Task
Reproduce the material in full, exactly as written.

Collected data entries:
--

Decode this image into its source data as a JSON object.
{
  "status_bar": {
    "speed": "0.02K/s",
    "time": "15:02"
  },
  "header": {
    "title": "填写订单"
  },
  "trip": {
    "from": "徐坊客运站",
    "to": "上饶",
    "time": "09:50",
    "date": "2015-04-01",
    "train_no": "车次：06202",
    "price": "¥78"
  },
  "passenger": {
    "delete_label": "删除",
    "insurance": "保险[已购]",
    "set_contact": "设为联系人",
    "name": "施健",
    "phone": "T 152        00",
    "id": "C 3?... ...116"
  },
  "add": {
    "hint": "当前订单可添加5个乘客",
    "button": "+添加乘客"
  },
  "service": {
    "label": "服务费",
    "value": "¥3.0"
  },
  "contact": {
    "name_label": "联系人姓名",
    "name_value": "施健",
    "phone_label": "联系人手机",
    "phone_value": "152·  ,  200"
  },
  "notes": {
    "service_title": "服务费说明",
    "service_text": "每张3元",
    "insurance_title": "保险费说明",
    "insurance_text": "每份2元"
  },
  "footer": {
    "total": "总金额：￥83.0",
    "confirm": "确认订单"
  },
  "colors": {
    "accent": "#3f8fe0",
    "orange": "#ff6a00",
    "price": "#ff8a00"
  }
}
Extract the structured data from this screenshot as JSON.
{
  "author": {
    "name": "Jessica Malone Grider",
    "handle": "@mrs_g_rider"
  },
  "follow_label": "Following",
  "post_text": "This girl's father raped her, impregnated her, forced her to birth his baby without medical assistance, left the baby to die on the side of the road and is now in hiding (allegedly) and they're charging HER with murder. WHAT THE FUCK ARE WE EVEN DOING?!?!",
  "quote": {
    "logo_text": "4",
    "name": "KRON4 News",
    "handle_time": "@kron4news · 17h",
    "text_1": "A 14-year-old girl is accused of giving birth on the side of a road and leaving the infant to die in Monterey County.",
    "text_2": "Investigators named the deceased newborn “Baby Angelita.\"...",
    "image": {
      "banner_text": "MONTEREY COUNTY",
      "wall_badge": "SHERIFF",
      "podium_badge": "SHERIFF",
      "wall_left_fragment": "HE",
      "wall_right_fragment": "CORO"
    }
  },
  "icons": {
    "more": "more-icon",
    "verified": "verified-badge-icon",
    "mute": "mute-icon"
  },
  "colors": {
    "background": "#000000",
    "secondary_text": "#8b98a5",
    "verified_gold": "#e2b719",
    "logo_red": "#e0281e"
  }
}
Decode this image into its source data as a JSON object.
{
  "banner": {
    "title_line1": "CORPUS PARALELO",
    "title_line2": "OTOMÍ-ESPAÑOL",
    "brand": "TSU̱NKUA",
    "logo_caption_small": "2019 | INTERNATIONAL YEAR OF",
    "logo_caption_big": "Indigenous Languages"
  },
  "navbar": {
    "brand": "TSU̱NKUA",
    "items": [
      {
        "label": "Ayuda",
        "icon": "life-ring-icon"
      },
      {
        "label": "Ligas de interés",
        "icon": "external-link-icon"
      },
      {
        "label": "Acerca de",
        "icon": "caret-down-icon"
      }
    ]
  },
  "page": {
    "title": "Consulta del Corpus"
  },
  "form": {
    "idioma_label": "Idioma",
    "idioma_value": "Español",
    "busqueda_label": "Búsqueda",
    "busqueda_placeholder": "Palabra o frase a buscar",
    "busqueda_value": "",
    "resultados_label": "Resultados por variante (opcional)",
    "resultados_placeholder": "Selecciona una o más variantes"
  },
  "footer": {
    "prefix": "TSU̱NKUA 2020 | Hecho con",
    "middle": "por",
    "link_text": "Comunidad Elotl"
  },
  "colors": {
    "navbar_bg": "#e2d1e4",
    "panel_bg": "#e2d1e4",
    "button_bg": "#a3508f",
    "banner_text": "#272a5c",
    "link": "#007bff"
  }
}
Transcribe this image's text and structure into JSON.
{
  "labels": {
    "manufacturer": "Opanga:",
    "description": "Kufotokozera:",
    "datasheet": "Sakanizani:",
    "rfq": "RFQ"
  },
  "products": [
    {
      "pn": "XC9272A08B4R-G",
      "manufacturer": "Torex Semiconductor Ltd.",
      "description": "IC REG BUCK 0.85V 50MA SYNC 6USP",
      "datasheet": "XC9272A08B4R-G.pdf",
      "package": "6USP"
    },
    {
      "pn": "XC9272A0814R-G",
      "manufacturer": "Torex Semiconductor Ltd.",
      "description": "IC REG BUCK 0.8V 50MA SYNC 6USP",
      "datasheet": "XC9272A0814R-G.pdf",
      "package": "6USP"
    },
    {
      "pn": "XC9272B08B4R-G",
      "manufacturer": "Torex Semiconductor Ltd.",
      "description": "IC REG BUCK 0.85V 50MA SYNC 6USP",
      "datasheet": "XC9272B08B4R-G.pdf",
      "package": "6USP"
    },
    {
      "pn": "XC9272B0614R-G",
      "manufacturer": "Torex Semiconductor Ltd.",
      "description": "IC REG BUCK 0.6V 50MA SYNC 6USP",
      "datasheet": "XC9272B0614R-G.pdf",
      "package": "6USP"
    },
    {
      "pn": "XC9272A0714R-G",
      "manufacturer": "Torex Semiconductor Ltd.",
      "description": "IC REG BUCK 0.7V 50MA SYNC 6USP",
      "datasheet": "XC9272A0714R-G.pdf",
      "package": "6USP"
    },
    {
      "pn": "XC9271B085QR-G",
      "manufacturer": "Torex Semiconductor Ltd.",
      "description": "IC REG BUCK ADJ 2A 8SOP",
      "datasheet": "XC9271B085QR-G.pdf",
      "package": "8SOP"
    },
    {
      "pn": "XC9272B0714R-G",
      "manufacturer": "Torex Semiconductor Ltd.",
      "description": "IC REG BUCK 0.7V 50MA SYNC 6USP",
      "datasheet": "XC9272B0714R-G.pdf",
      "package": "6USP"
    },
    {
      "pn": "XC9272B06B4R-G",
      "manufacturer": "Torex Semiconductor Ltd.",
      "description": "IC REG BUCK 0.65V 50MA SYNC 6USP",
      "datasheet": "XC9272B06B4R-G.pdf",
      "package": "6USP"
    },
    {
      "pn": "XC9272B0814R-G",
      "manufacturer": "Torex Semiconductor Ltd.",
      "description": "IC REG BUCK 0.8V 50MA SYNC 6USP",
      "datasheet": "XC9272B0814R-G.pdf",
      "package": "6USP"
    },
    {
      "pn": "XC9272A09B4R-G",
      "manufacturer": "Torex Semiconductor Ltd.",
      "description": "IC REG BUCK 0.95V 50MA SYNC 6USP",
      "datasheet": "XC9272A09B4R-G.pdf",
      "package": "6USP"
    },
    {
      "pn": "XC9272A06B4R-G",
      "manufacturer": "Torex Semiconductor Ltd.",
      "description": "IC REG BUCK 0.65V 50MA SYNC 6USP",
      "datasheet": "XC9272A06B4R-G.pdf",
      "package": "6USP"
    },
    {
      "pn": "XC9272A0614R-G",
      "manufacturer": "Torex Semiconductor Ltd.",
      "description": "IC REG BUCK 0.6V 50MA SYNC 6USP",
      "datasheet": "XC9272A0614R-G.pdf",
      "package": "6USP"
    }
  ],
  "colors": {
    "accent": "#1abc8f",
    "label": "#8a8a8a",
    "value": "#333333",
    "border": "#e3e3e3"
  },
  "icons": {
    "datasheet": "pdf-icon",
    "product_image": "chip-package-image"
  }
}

--

Response
Decode this image into its source data as a JSON object.
{
  "status_bar": {
    "speed": "0.02K/s",
    "time": "15:02"
  },
  "header": {
    "title": "填写订单"
  },
  "trip": {
    "from": "徐坊客运站",
    "to": "上饶",
    "time": "09:50",
    "date": "2015-04-01",
    "train_no": "车次：06202",
    "price": "¥78"
  },
  "passenger": {
    "delete_label": "删除",
    "insurance": "保险[已购]",
    "set_contact": "设为联系人",
    "name": "施健",
    "phone": "T 152        00",
    "id": "C 3?... ...116"
  },
  "add": {
    "hint": "当前订单可添加5个乘客",
    "button": "+添加乘客"
  },
  "service": {
    "label": "服务费",
    "value": "¥3.0"
  },
  "contact": {
    "name_label": "联系人姓名",
    "name_value": "施健",
    "phone_label": "联系人手机",
    "phone_value": "152·  ,  200"
  },
  "notes": {
    "service_title": "服务费说明",
    "service_text": "每张3元",
    "insurance_title": "保险费说明",
    "insurance_text": "每份2元"
  },
  "footer": {
    "total": "总金额：￥83.0",
    "confirm": "确认订单"
  },
  "colors": {
    "accent": "#3f8fe0",
    "orange": "#ff6a00",
    "price": "#ff8a00"
  }
}
Extract the structured data from this screenshot as JSON.
{
  "author": {
    "name": "Jessica Malone Grider",
    "handle": "@mrs_g_rider"
  },
  "follow_label": "Following",
  "post_text": "This girl's father raped her, impregnated her, forced her to birth his baby without medical assistance, left the baby to die on the side of the road and is now in hiding (allegedly) and they're charging HER with murder. WHAT THE FUCK ARE WE EVEN DOING?!?!",
  "quote": {
    "logo_text": "4",
    "name": "KRON4 News",
    "handle_time": "@kron4news · 17h",
    "text_1": "A 14-year-old girl is accused of giving birth on the side of a road and leaving the infant to die in Monterey County.",
    "text_2": "Investigators named the deceased newborn “Baby Angelita.\"...",
    "image": {
      "banner_text": "MONTEREY COUNTY",
      "wall_badge": "SHERIFF",
      "podium_badge": "SHERIFF",
      "wall_left_fragment": "HE",
      "wall_right_fragment": "CORO"
    }
  },
  "icons": {
    "more": "more-icon",
    "verified": "verified-badge-icon",
    "mute": "mute-icon"
  },
  "colors": {
    "background": "#000000",
    "secondary_text": "#8b98a5",
    "verified_gold": "#e2b719",
    "logo_red": "#e0281e"
  }
}
Decode this image into its source data as a JSON object.
{
  "banner": {
    "title_line1": "CORPUS PARALELO",
    "title_line2": "OTOMÍ-ESPAÑOL",
    "brand": "TSU̱NKUA",
    "logo_caption_small": "2019 | INTERNATIONAL YEAR OF",
    "logo_caption_big": "Indigenous Languages"
  },
  "navbar": {
    "brand": "TSU̱NKUA",
    "items": [
      {
        "label": "Ayuda",
        "icon": "life-ring-icon"
      },
      {
        "label": "Ligas de interés",
        "icon": "external-link-icon"
      },
      {
        "label": "Acerca de",
        "icon": "caret-down-icon"
      }
    ]
  },
  "page": {
    "title": "Consulta del Corpus"
  },
  "form": {
    "idioma_label": "Idioma",
    "idioma_value": "Español",
    "busqueda_label": "Búsqueda",
    "busqueda_placeholder": "Palabra o frase a buscar",
    "busqueda_value": "",
    "resultados_label": "Resultados por variante (opcional)",
    "resultados_placeholder": "Selecciona una o más variantes"
  },
  "footer": {
    "prefix": "TSU̱NKUA 2020 | Hecho con",
    "middle": "por",
    "link_text": "Comunidad Elotl"
  },
  "colors": {
    "navbar_bg": "#e2d1e4",
    "panel_bg": "#e2d1e4",
    "button_bg": "#a3508f",
    "banner_text": "#272a5c",
    "link": "#007bff"
  }
}
Transcribe this image's text and structure into JSON.
{
  "labels": {
    "manufacturer": "Opanga:",
    "description": "Kufotokozera:",
    "datasheet": "Sakanizani:",
    "rfq": "RFQ"
  },
  "products": [
    {
      "pn": "XC9272A08B4R-G",
      "manufacturer": "Torex Semiconductor Ltd.",
      "description": "IC REG BUCK 0.85V 50MA SYNC 6USP",
      "datasheet": "XC9272A08B4R-G.pdf",
      "package": "6USP"
    },
    {
      "pn": "XC9272A0814R-G",
      "manufacturer": "Torex Semiconductor Ltd.",
      "description": "IC REG BUCK 0.8V 50MA SYNC 6USP",
      "datasheet": "XC9272A0814R-G.pdf",
      "package": "6USP"
    },
    {
      "pn": "XC9272B08B4R-G",
      "manufacturer": "Torex Semiconductor Ltd.",
      "description": "IC REG BUCK 0.85V 50MA SYNC 6USP",
      "datasheet": "XC9272B08B4R-G.pdf",
      "package": "6USP"
    },
    {
      "pn": "XC9272B0614R-G",
      "manufacturer": "Torex Semiconductor Ltd.",
      "description": "IC REG BUCK 0.6V 50MA SYNC 6USP",
      "datasheet": "XC9272B0614R-G.pdf",
      "package": "6USP"
    },
    {
      "pn": "XC9272A0714R-G",
      "manufacturer": "Torex Semiconductor Ltd.",
      "description": "IC REG BUCK 0.7V 50MA SYNC 6USP",
      "datasheet": "XC9272A0714R-G.pdf",
      "package": "6USP"
    },
    {
      "pn": "XC9271B085QR-G",
      "manufacturer": "Torex Semiconductor Ltd.",
      "description": "IC REG BUCK ADJ 2A 8SOP",
      "datasheet": "XC9271B085QR-G.pdf",
      "package": "8SOP"
    },
    {
      "pn": "XC9272B0714R-G",
      "manufacturer": "Torex Semiconductor Ltd.",
      "description": "IC REG BUCK 0.7V 50MA SYNC 6USP",
      "datasheet": "XC9272B0714R-G.pdf",
      "package": "6USP"
    },
    {
      "pn": "XC9272B06B4R-G",
      "manufacturer": "Torex Semiconductor Ltd.",
      "description": "IC REG BUCK 0.65V 50MA SYNC 6USP",
      "datasheet": "XC9272B06B4R-G.pdf",
      "package": "6USP"
    },
    {
      "pn": "XC9272B0814R-G",
      "manufacturer": "Torex Semiconductor Ltd.",
      "description": "IC REG BUCK 0.8V 50MA SYNC 6USP",
      "datasheet": "XC9272B0814R-G.pdf",
      "package": "6USP"
    },
    {
      "pn": "XC9272A09B4R-G",
      "manufacturer": "Torex Semiconductor Ltd.",
      "description": "IC REG BUCK 0.95V 50MA SYNC 6USP",
      "datasheet": "XC9272A09B4R-G.pdf",
      "package": "6USP"
    },
    {
      "pn": "XC9272A06B4R-G",
      "manufacturer": "Torex Semiconductor Ltd.",
      "description": "IC REG BUCK 0.65V 50MA SYNC 6USP",
      "datasheet": "XC9272A06B4R-G.pdf",
      "package": "6USP"
    },
    {
      "pn": "XC9272A0614R-G",
      "manufacturer": "Torex Semiconductor Ltd.",
      "description": "IC REG BUCK 0.6V 50MA SYNC 6USP",
      "datasheet": "XC9272A0614R-G.pdf",
      "package": "6USP"
    }
  ],
  "colors": {
    "accent": "#1abc8f",
    "label": "#8a8a8a",
    "value": "#333333",
    "border": "#e3e3e3"
  },
  "icons": {
    "datasheet": "pdf-icon",
    "product_image": "chip-package-image"
  }
}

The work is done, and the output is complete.